### Travail demandé
**a)** Mettez à jour l'extrait sur Young Yakuza en le reproduisant à partir de « Je ne savais rien » et jusqu'à « syndicats du crime. », avec « documentaire » remplacé par « reportage ».
**b)** Rédigez la suite de l'extrait sur Young Yakuza, à partir de l'endroit où il s'arrête.

### Extrait du document

§ §

3.10.10

"Young Yakuza" de Jean-Pierre Limosin


Depuis, que je m'intéresse au cinéma japonais et au Japon, je fais les bacs de soldes des DVD et j'achète tout ce que je trouve ou presque, ce qui ne me ruine pas, car en général il n'y a pas grand chose. C'est ainsi que j'ai acquis une copie de Young Yakuza de Jean-Pierre Limosin. Je ne suis pas fan de films de Yakuza et je ne l'aurais pas acheté si je n'avais auparavant vu et apprécié Tokyo Eyes. Hier, comme je ne savais pas quoi faire de ma soirée, j'ai pris ce film au hasard, je l'ai mis dans le lecteur, mais en voyant les images j'ai failli renoncer… Est-ce qu'il n'y avait rien de plus joli et de plus poétique pour occuper un samedi soir ? Et puis je me suis ravisée, et j'ai continué.

Je ne savais rien de ce film et en visionnant les premières scènes j'ai été surprise par le réalisme des personnages. J'ai mis un petit moment à comprendre, puis à me persuader, que ce chef Yakuza au physique et aux talents d'acteur était réel… Young Yakuza n'est pas un film de fiction, c'est un documentaire, mais je l'ignorais ! Après cela, je suis restée scotchée devant l'écran… car c'était mieux que tout ce que j'avais pu espérer.

Le film débute par ce message :
Au jour où ce film commence, il y aurait 86 301 Yakuzas dans l'archipel japonais, répartis entre plusieurs syndicats du crime.

Le mot Yakuza viendrait du monde des joueurs professionnels. Littéralement ya-ku-za signifierait huit-neuf-trois.

§ §

### Segment de données

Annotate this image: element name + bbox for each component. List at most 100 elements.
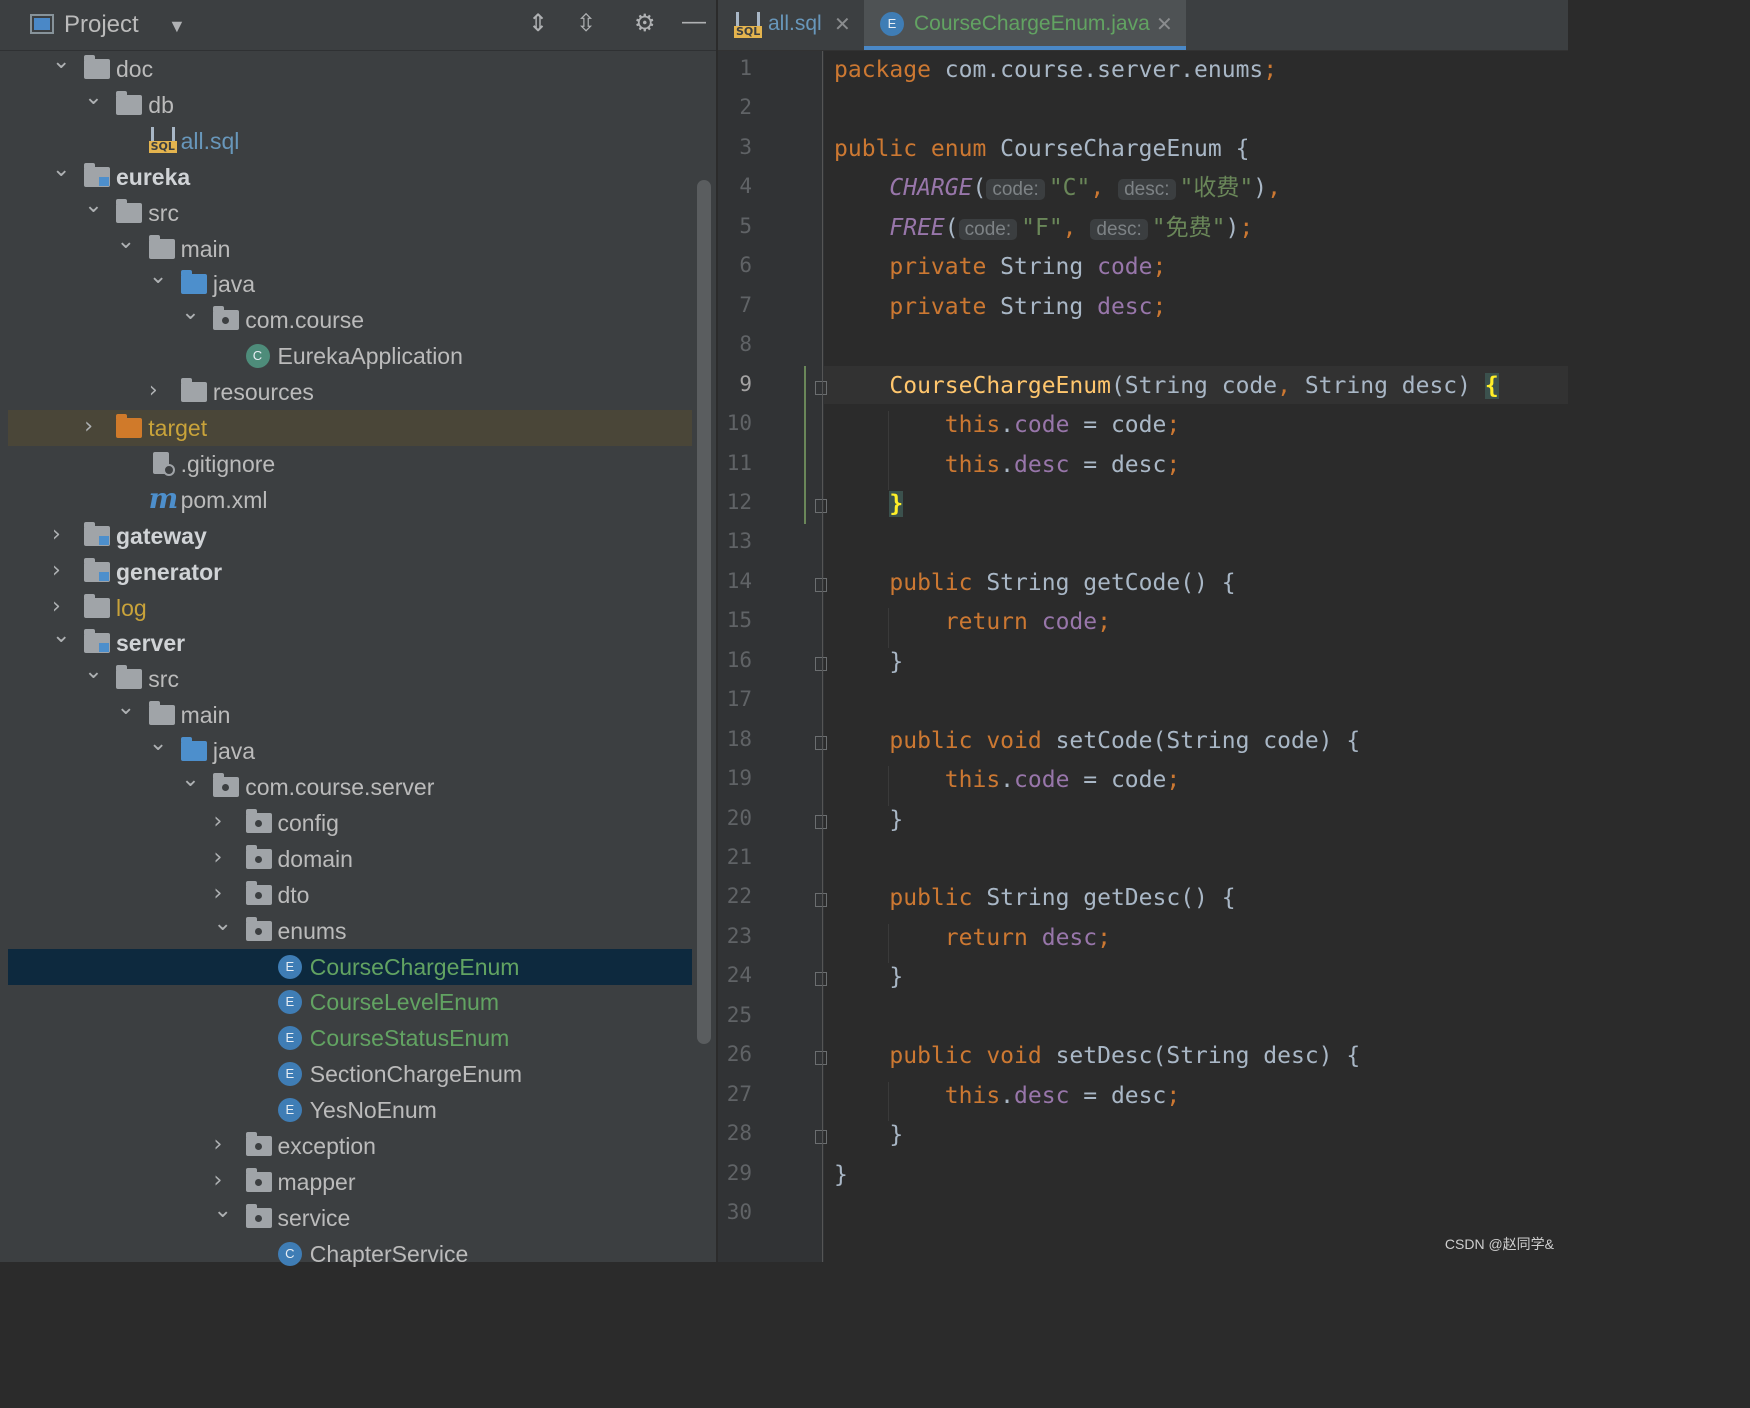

§ §

### Réponses par consigne
**a)**
Je ne savais rien de ce film et en visionnant les premières scènes j'ai été surprise par le réalisme des personnages. J'ai mis un petit moment à comprendre, puis à me persuader, que ce chef Yakuza au physique et aux talents d'acteur était réel… Young Yakuza n'est pas un film de fiction, c'est un reportage, mais je l'ignorais ! Après cela, je suis restée scotchée devant l'écran… car c'était mieux que tout ce que j'avais pu espérer.

Le film débute par ce message :
Au jour où ce film commence, il y aurait 86 301 Yakuzas dans l'archipel japonais, répartis entre plusieurs syndicats du crime.

**b)**
Dans Young Yakuza, on entre dans le milieu Yakuza en même temps qu'une jeune recrue aussi ignorante que nous et qui en découvre les codes. On en apprend beaucoup sur les Yakuza, même si le côté sombre de leurs activités n'est jamais évoqué… C'est Kumagai, le boss du Kumagai-Gumi, un type intelligent, qui détermine ce que le film révèle et ce qu'il tait... Il parle avec aisance et s'exprime en homme d'affaires qui doit s'adapter aux évolutions de la société. On l'entend tenir des propos du genre :

Les jeunes gens aujourd'hui n'ont aucune raison d'être attirés par notre milieu. Ils ne sont pas libres. Financièrement, cela ne vaut pas le coup puisqu'ils n'ont pas de salaire. Et la hiérarchie est très stricte. Du coup, il faut qu'on réfléchisse à la façon dont on peut donner de l'espoir et des rêves à ces jeunes d'aujourd'hui. C'est un vrai problème pour nous.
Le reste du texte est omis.